Work to complete
Records follow. Pull out every line that contains "text".

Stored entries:
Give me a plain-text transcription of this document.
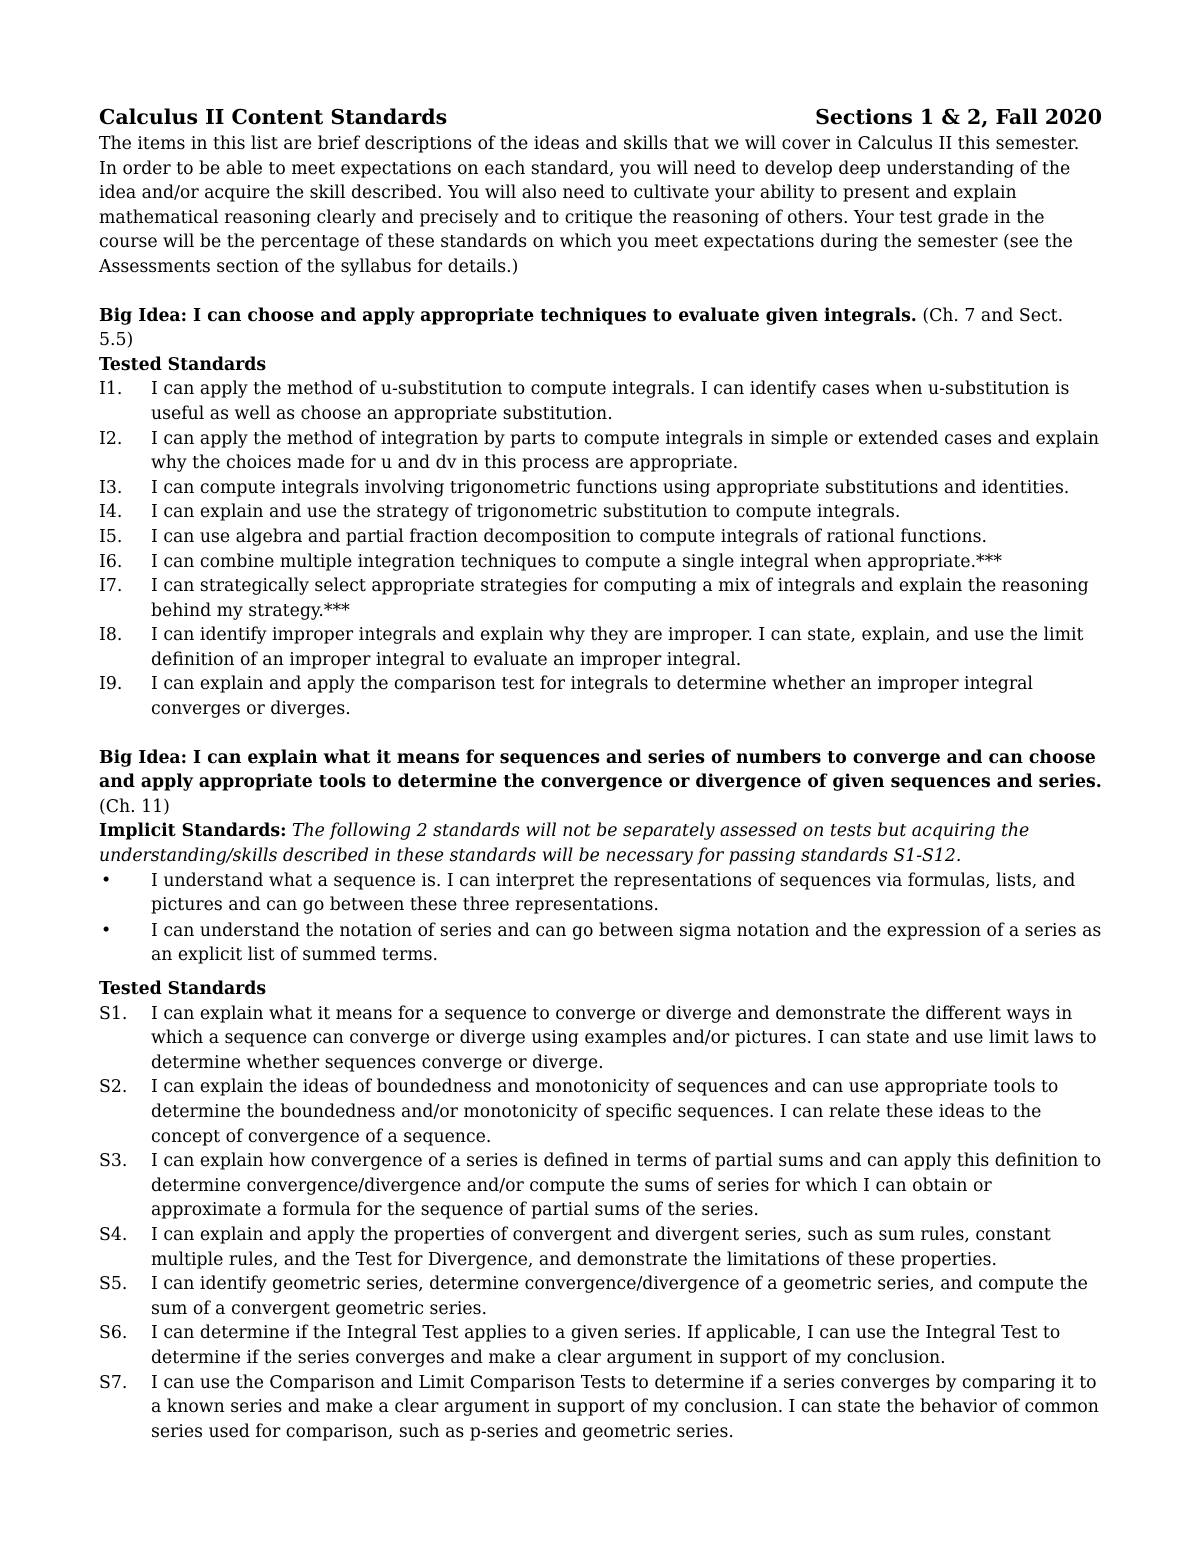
Calculus II Content Standards	Sections 1 & 2, Fall 2020

The items in this list are brief descriptions of the ideas and skills that we will cover in Calculus II this semester. In order to be able to meet expectations on each standard, you will need to develop deep understanding of the idea and/or acquire the skill described. You will also need to cultivate your ability to present and explain mathematical reasoning clearly and precisely and to critique the reasoning of others. Your test grade in the course will be the percentage of these standards on which you meet expectations during the semester (see the Assessments section of the syllabus for details.)

Big Idea: I can choose and apply appropriate techniques to evaluate given integrals. (Ch. 7 and Sect. 5.5)

Tested Standards

I1.	I can apply the method of u-substitution to compute integrals. I can identify cases when u-substitution is useful as well as choose an appropriate substitution.
I2.	I can apply the method of integration by parts to compute integrals in simple or extended cases and explain why the choices made for u and dv in this process are appropriate.
I3.	I can compute integrals involving trigonometric functions using appropriate substitutions and identities.
I4.	I can explain and use the strategy of trigonometric substitution to compute integrals.
I5.	I can use algebra and partial fraction decomposition to compute integrals of rational functions.
I6.	I can combine multiple integration techniques to compute a single integral when appropriate.***
I7.	I can strategically select appropriate strategies for computing a mix of integrals and explain the reasoning behind my strategy.***
I8.	I can identify improper integrals and explain why they are improper. I can state, explain, and use the limit definition of an improper integral to evaluate an improper integral.
I9.	I can explain and apply the comparison test for integrals to determine whether an improper integral converges or diverges.

Big Idea: I can explain what it means for sequences and series of numbers to converge and can choose and apply appropriate tools to determine the convergence or divergence of given sequences and series. (Ch. 11)

Implicit Standards: The following 2 standards will not be separately assessed on tests but acquiring the understanding/skills described in these standards will be necessary for passing standards S1-S12.

•	I understand what a sequence is. I can interpret the representations of sequences via formulas, lists, and pictures and can go between these three representations.
•	I can understand the notation of series and can go between sigma notation and the expression of a series as an explicit list of summed terms.

Tested Standards

S1.	I can explain what it means for a sequence to converge or diverge and demonstrate the different ways in which a sequence can converge or diverge using examples and/or pictures. I can state and use limit laws to determine whether sequences converge or diverge.
S2.	I can explain the ideas of boundedness and monotonicity of sequences and can use appropriate tools to determine the boundedness and/or monotonicity of specific sequences. I can relate these ideas to the concept of convergence of a sequence.
S3.	I can explain how convergence of a series is defined in terms of partial sums and can apply this definition to determine convergence/divergence and/or compute the sums of series for which I can obtain or approximate a formula for the sequence of partial sums of the series.
S4.	I can explain and apply the properties of convergent and divergent series, such as sum rules, constant multiple rules, and the Test for Divergence, and demonstrate the limitations of these properties.
S5.	I can identify geometric series, determine convergence/divergence of a geometric series, and compute the sum of a convergent geometric series.
S6.	I can determine if the Integral Test applies to a given series. If applicable, I can use the Integral Test to determine if the series converges and make a clear argument in support of my conclusion.
S7.	I can use the Comparison and Limit Comparison Tests to determine if a series converges by comparing it to a known series and make a clear argument in support of my conclusion. I can state the behavior of common series used for comparison, such as p-series and geometric series.
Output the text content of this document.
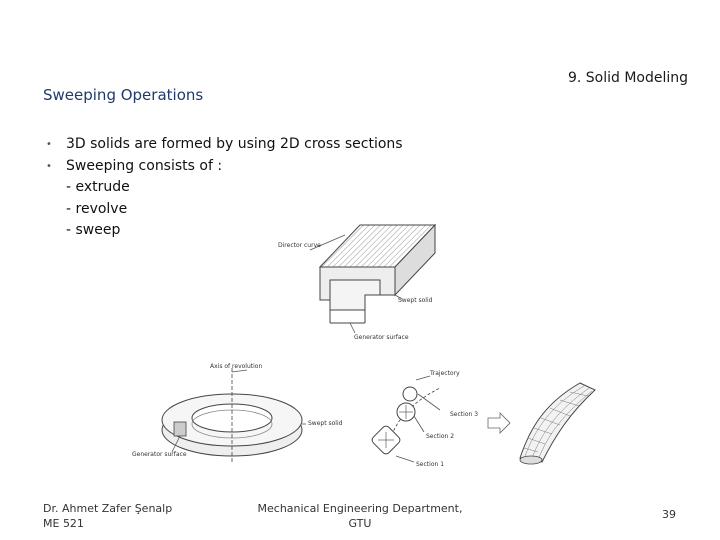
9. Solid Modeling
Sweeping Operations
•	3D solids are formed by using 2D cross sections
•	Sweeping consists of :
- extrude
- revolve
- sweep
Director curve
Swept solid
Generator surface
Axis of revolution
Swept solid
Generator surface
Trajectory
Section 3
Section 2
Section 1
Dr. Ahmet Zafer Şenalp
ME 521
Mechanical Engineering Department,
GTU
39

The completed task
Give me a plain-text transcription of this document.
Output the text content of this document.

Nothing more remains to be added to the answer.